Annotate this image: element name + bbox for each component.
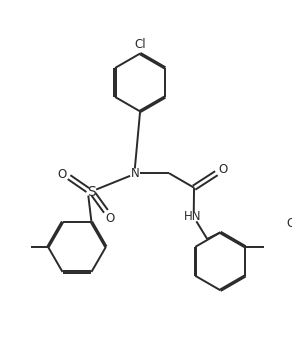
Text: S: S — [87, 185, 96, 199]
Text: O: O — [105, 212, 114, 225]
Text: Cl: Cl — [134, 38, 146, 51]
Text: HN: HN — [184, 210, 201, 223]
Text: O: O — [287, 217, 292, 230]
Text: O: O — [57, 168, 66, 181]
Text: O: O — [218, 163, 227, 176]
Text: N: N — [131, 167, 139, 180]
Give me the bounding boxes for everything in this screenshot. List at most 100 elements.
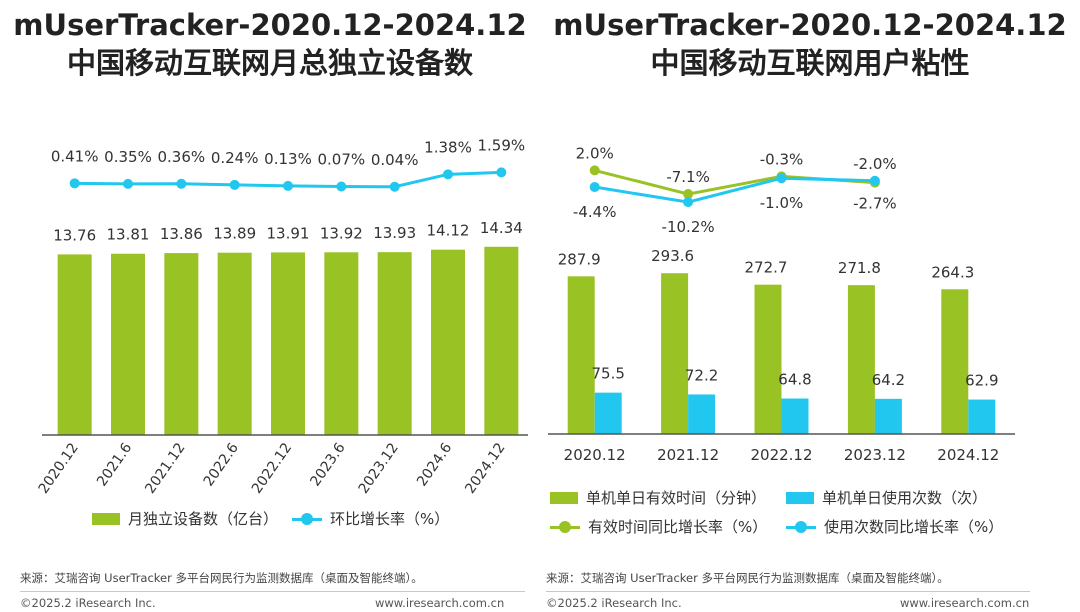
right-chart-title: mUserTracker-2020.12-2024.12 中国移动互联网用户粘性 [540,6,1080,82]
device-count-bar [271,252,305,435]
daily-count-label: 75.5 [591,365,624,383]
device-count-label: 13.92 [320,224,363,242]
left-chart-title: mUserTracker-2020.12-2024.12 中国移动互联网月总独立… [0,6,540,82]
left-chart-panel: mUserTracker-2020.12-2024.12 中国移动互联网月总独立… [0,6,540,610]
left-title-line-1: mUserTracker-2020.12-2024.12 [13,8,527,42]
right-website: www.iresearch.com.cn [900,596,1030,610]
device-count-bar [57,254,92,435]
mom-growth-label: 0.36% [158,148,206,166]
mom-growth-point [229,179,240,190]
mom-growth-point [283,180,293,191]
legend-line-swatch [292,512,322,525]
left-website: www.iresearch.com.cn [375,596,505,610]
legend-device-count: 月独立设备数（亿台） [92,508,278,529]
mom-growth-label: 0.04% [371,151,419,169]
legend-count-swatch [786,491,814,504]
count-growth-line [594,176,875,204]
legend-daily-count-label: 单机单日使用次数（次） [822,489,988,507]
device-count-label: 13.91 [267,224,310,242]
x-tick-label: 2024.6 [414,440,455,489]
x-tick-label: 2024.12 [462,440,508,497]
count-growth-point [683,197,694,208]
device-count-bar [484,246,519,435]
x-tick-label: 2022.12 [750,446,812,464]
legend-mom-growth-label: 环比增长率（%） [330,510,450,528]
right-source-note: 来源：艾瑞咨询 UserTracker 多平台网民行为监测数据库（桌面及智能终端… [546,571,949,585]
x-tick-label: 2021.12 [142,440,188,497]
mom-growth-point [123,178,133,189]
count-growth-label: -1.0% [760,194,804,212]
legend-device-count-label: 月独立设备数（亿台） [128,510,279,528]
x-tick-label: 2024.12 [937,446,999,464]
daily-count-label: 62.9 [965,372,998,390]
left-chart-plot: 13.76 2020.12 13.81 2021.6 13.86 2021.12 13.89… [36,136,528,497]
right-copyright: ©2025.2 iResearch Inc. [546,596,682,610]
time-growth-label: 2.0% [576,144,614,162]
time-growth-label: -0.3% [760,150,804,168]
daily-time-bar [847,285,875,434]
mom-growth-point [496,167,507,178]
mom-growth-point [69,178,80,189]
right-footer-divider [546,591,1030,592]
count-growth-label: -10.2% [662,218,715,236]
legend-time-growth-label: 有效时间同比增长率（%） [588,518,768,536]
x-tick-label: 2021.12 [657,446,719,464]
daily-time-label: 293.6 [651,247,694,265]
device-count-label: 13.81 [107,226,150,244]
x-tick-label: 2021.6 [94,440,135,489]
daily-count-bar [594,392,622,434]
left-copyright: ©2025.2 iResearch Inc. [20,596,156,610]
daily-time-bar [754,284,782,434]
legend-mom-growth: 环比增长率（%） [292,508,449,529]
device-count-label: 14.12 [427,222,470,240]
legend-count-growth-swatch [786,520,816,533]
device-count-bar [111,253,145,435]
right-chart-plot: 287.9 75.5 2020.12 293.6 72.2 2021.12 272.7 64.… [548,144,1015,464]
mom-growth-label: 0.13% [264,150,312,168]
legend-bar-swatch [92,512,120,525]
legend-daily-count: 单机单日使用次数（次） [786,487,987,508]
mom-growth-label: 0.41% [51,147,99,165]
mom-growth-label: 0.35% [104,148,152,166]
daily-time-bar [941,289,969,434]
count-growth-label: -2.0% [853,155,897,173]
x-tick-label: 2023.12 [356,440,402,497]
daily-time-label: 287.9 [558,250,601,268]
left-source-note: 来源：艾瑞咨询 UserTracker 多平台网民行为监测数据库（桌面及智能终端… [20,571,423,585]
mom-growth-label: 1.38% [424,138,472,156]
time-growth-point [683,189,694,200]
daily-count-bar [874,398,902,434]
device-count-label: 14.34 [480,219,523,237]
time-growth-point [589,165,600,176]
right-title-line-2: 中国移动互联网用户粘性 [650,46,970,80]
mom-growth-point [443,169,453,180]
x-tick-label: 2020.12 [564,446,626,464]
x-tick-label: 2023.6 [307,440,348,489]
legend-daily-time-label: 单机单日有效时间（分钟） [586,489,767,507]
daily-time-bar [661,273,689,434]
legend-daily-time: 单机单日有效时间（分钟） [550,487,766,508]
device-count-bar [377,252,412,435]
device-count-label: 13.89 [213,225,256,243]
device-count-bar [164,253,199,435]
right-chart-panel: mUserTracker-2020.12-2024.12 中国移动互联网用户粘性… [540,0,1080,612]
device-count-label: 13.86 [160,225,203,243]
mom-growth-point [389,181,400,192]
daily-count-bar [781,398,809,434]
device-count-label: 13.76 [53,226,96,244]
device-count-bar [217,252,252,435]
time-growth-label: -2.7% [853,195,897,213]
mom-growth-point [176,178,187,189]
daily-count-label: 64.2 [872,371,905,389]
right-title-line-1: mUserTracker-2020.12-2024.12 [553,8,1067,42]
device-count-label: 13.93 [373,224,416,242]
x-tick-label: 2023.12 [844,446,906,464]
left-footer-divider [20,591,525,592]
mom-growth-point [336,181,347,192]
time-growth-label: -7.1% [666,168,710,186]
device-count-bar [324,252,359,435]
x-tick-label: 2022.12 [249,440,295,497]
x-tick-label: 2020.12 [36,440,82,497]
legend-time-swatch [550,491,578,504]
legend-time-growth: 有效时间同比增长率（%） [550,516,767,537]
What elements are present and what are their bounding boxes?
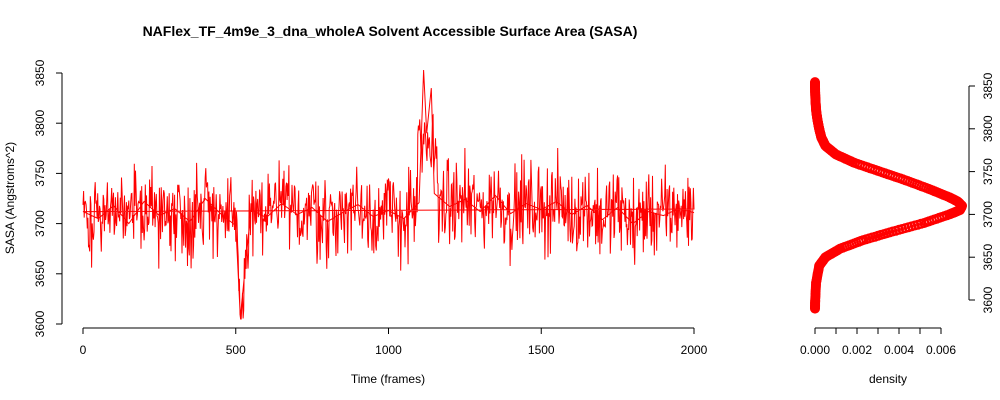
density-y-tick-label: 3800 xyxy=(981,115,995,142)
y-axis-label: SASA (Angstroms^2) xyxy=(3,142,17,254)
density-point xyxy=(810,77,820,88)
density-x-ticks: 0.000 0.002 0.004 0.006 xyxy=(800,328,956,357)
y-ticks: 3600 3650 3700 3750 3800 3850 xyxy=(33,59,62,337)
y-tick-label: 3800 xyxy=(33,110,47,137)
sasa-series-line xyxy=(82,69,695,320)
density-x-tick-label: 0.004 xyxy=(884,343,914,357)
x-tick-label: 500 xyxy=(226,343,246,357)
y-tick-label: 3750 xyxy=(33,160,47,187)
density-x-tick-label: 0.006 xyxy=(926,343,956,357)
density-y-tick-label: 3600 xyxy=(981,286,995,313)
sasa-time-series-plot: 0 500 1000 1500 2000 3600 3650 3700 3750 3800 385… xyxy=(3,59,708,386)
x-tick-label: 1500 xyxy=(528,343,555,357)
density-y-tick-label: 3650 xyxy=(981,244,995,271)
density-y-tick-label: 3750 xyxy=(981,158,995,185)
density-x-tick-label: 0.002 xyxy=(842,343,872,357)
x-axis-label: Time (frames) xyxy=(351,372,425,386)
y-tick-label: 3850 xyxy=(33,59,47,86)
y-tick-label: 3600 xyxy=(33,310,47,337)
density-y-tick-label: 3850 xyxy=(981,72,995,99)
density-plot: 0.000 0.002 0.004 0.006 3600 3650 3700 3750 380… xyxy=(800,72,995,386)
x-tick-label: 2000 xyxy=(681,343,708,357)
density-y-ticks: 3600 3650 3700 3750 3800 3850 xyxy=(969,72,995,313)
y-tick-label: 3650 xyxy=(33,260,47,287)
x-tick-label: 1000 xyxy=(375,343,402,357)
density-x-tick-label: 0.000 xyxy=(800,343,830,357)
chart-title: NAFlex_TF_4m9e_3_dna_wholeA Solvent Acce… xyxy=(143,23,638,39)
x-ticks: 0 500 1000 1500 2000 xyxy=(80,328,708,357)
x-tick-label: 0 xyxy=(80,343,87,357)
density-x-axis-label: density xyxy=(869,372,907,386)
density-y-tick-label: 3700 xyxy=(981,201,995,228)
density-points xyxy=(810,77,967,314)
y-tick-label: 3700 xyxy=(33,210,47,237)
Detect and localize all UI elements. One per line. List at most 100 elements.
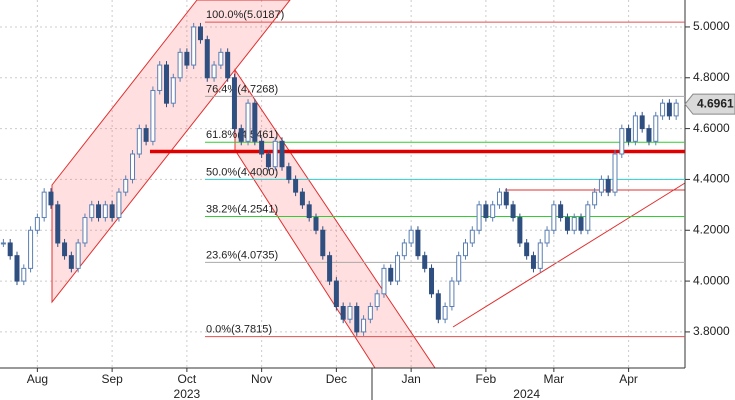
candle bbox=[62, 242, 68, 257]
x-tick-label: Aug bbox=[27, 372, 48, 386]
y-tick-label: 4.6000 bbox=[693, 121, 730, 135]
candle bbox=[415, 229, 421, 257]
candle bbox=[660, 102, 666, 117]
candle bbox=[211, 64, 217, 79]
candle bbox=[354, 305, 360, 333]
candle bbox=[306, 204, 312, 219]
candle bbox=[598, 178, 604, 193]
y-tick-label: 4.8000 bbox=[693, 70, 730, 84]
candle bbox=[646, 128, 652, 142]
candle bbox=[327, 255, 333, 282]
candle bbox=[96, 204, 102, 219]
candle bbox=[184, 51, 190, 66]
candle bbox=[245, 102, 251, 142]
candle bbox=[510, 204, 516, 219]
candle bbox=[476, 204, 482, 231]
candle bbox=[299, 191, 305, 206]
candle bbox=[619, 128, 625, 155]
y-tick-label: 4.2000 bbox=[693, 222, 730, 236]
fib-label: 23.6%(4.0735) bbox=[206, 249, 278, 261]
candle bbox=[653, 115, 659, 142]
candle bbox=[442, 305, 448, 320]
candle bbox=[204, 39, 210, 79]
candle bbox=[136, 128, 142, 155]
candle bbox=[469, 229, 475, 244]
candle bbox=[28, 229, 34, 269]
x-tick-label: Sep bbox=[101, 372, 123, 386]
candle bbox=[259, 140, 265, 155]
candle bbox=[666, 102, 672, 117]
candle bbox=[503, 191, 509, 206]
candle bbox=[313, 217, 319, 231]
candle bbox=[401, 242, 407, 257]
candle bbox=[163, 64, 169, 104]
x-tick-label: Dec bbox=[326, 372, 347, 386]
candle bbox=[463, 242, 469, 257]
candle bbox=[605, 178, 611, 193]
candle bbox=[435, 293, 441, 320]
candle bbox=[272, 140, 278, 168]
candle bbox=[34, 217, 40, 231]
y-tick-label: 5.0000 bbox=[693, 19, 730, 33]
candle bbox=[109, 204, 115, 219]
candle bbox=[14, 255, 20, 282]
candle bbox=[21, 267, 27, 282]
candle bbox=[388, 267, 394, 282]
candle bbox=[381, 267, 387, 295]
candle bbox=[578, 217, 584, 231]
candle bbox=[564, 217, 570, 231]
candle bbox=[143, 128, 149, 142]
x-tick-label: Nov bbox=[251, 372, 272, 386]
candle bbox=[585, 204, 591, 231]
candle bbox=[218, 51, 224, 66]
candle bbox=[333, 280, 339, 307]
candle bbox=[551, 204, 557, 231]
candle bbox=[293, 178, 299, 193]
year-label: 2024 bbox=[513, 387, 540, 400]
candle bbox=[238, 128, 244, 142]
support-line bbox=[452, 182, 686, 328]
candle bbox=[89, 204, 95, 219]
candle bbox=[231, 77, 237, 130]
candle bbox=[130, 153, 136, 180]
fib-label: 50.0%(4.4000) bbox=[206, 166, 278, 178]
candle bbox=[286, 166, 292, 180]
candle bbox=[320, 229, 326, 257]
candle bbox=[429, 267, 435, 295]
y-tick-label: 4.4000 bbox=[693, 172, 730, 186]
candle bbox=[612, 153, 618, 193]
candle bbox=[558, 204, 564, 219]
candle bbox=[0, 242, 6, 245]
candle bbox=[102, 204, 108, 219]
x-tick-label: Mar bbox=[544, 372, 565, 386]
last-price-box bbox=[684, 93, 735, 115]
candle bbox=[123, 178, 129, 193]
fib-label: 0.0%(3.7815) bbox=[206, 324, 272, 336]
x-tick-label: Jan bbox=[401, 372, 420, 386]
candle bbox=[490, 204, 496, 219]
fib-label: 100.0%(5.0187) bbox=[206, 9, 284, 21]
candle bbox=[673, 102, 679, 117]
candle bbox=[544, 229, 550, 244]
candle bbox=[340, 305, 346, 320]
candle bbox=[225, 51, 231, 79]
candle bbox=[367, 305, 373, 320]
candle bbox=[191, 26, 197, 66]
candle bbox=[116, 191, 122, 219]
candle bbox=[265, 153, 271, 168]
candle bbox=[252, 102, 258, 142]
candle bbox=[75, 242, 81, 269]
candle bbox=[177, 51, 183, 79]
candle bbox=[496, 191, 502, 206]
candle bbox=[571, 217, 577, 231]
candle bbox=[530, 255, 536, 269]
y-tick-label: 4.0000 bbox=[693, 273, 730, 287]
candle bbox=[361, 318, 367, 333]
candle bbox=[395, 255, 401, 282]
candle bbox=[48, 191, 54, 206]
candle bbox=[197, 26, 203, 41]
candle bbox=[68, 255, 74, 269]
fib-label: 38.2%(4.2541) bbox=[206, 203, 278, 215]
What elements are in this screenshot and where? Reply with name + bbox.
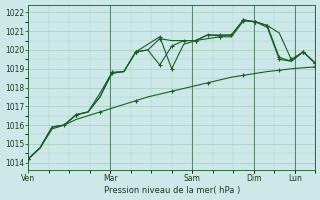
X-axis label: Pression niveau de la mer( hPa ): Pression niveau de la mer( hPa ) bbox=[104, 186, 240, 195]
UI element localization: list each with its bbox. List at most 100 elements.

§ §

**Instrucciones de la tarea:**
¿Puedes presentar como lista numerada las líneas que van desde la que contiene "density-y-tick-label: 3800 xyxy=(981,115,995,142)" hasta la que contiene "sasa-series-line xyxy=(82,69,695,320)", ambas incluidas, sin las líneas en blanco?

**Resultado:**
1. density-y-tick-label: 3800 xyxy=(981,115,995,142)
2. y-axis-label: SASA (Angstroms^2) xyxy=(3,142,17,254)
3. density-point xyxy=(810,77,820,88)
4. density-x-ticks: 0.000 0.002 0.004 0.006 xyxy=(800,328,956,357)
5. y-ticks: 3600 3650 3700 3750 3800 3850 xyxy=(33,59,62,337)
6. y-tick-label: 3800 xyxy=(33,110,47,137)
7. sasa-series-line xyxy=(82,69,695,320)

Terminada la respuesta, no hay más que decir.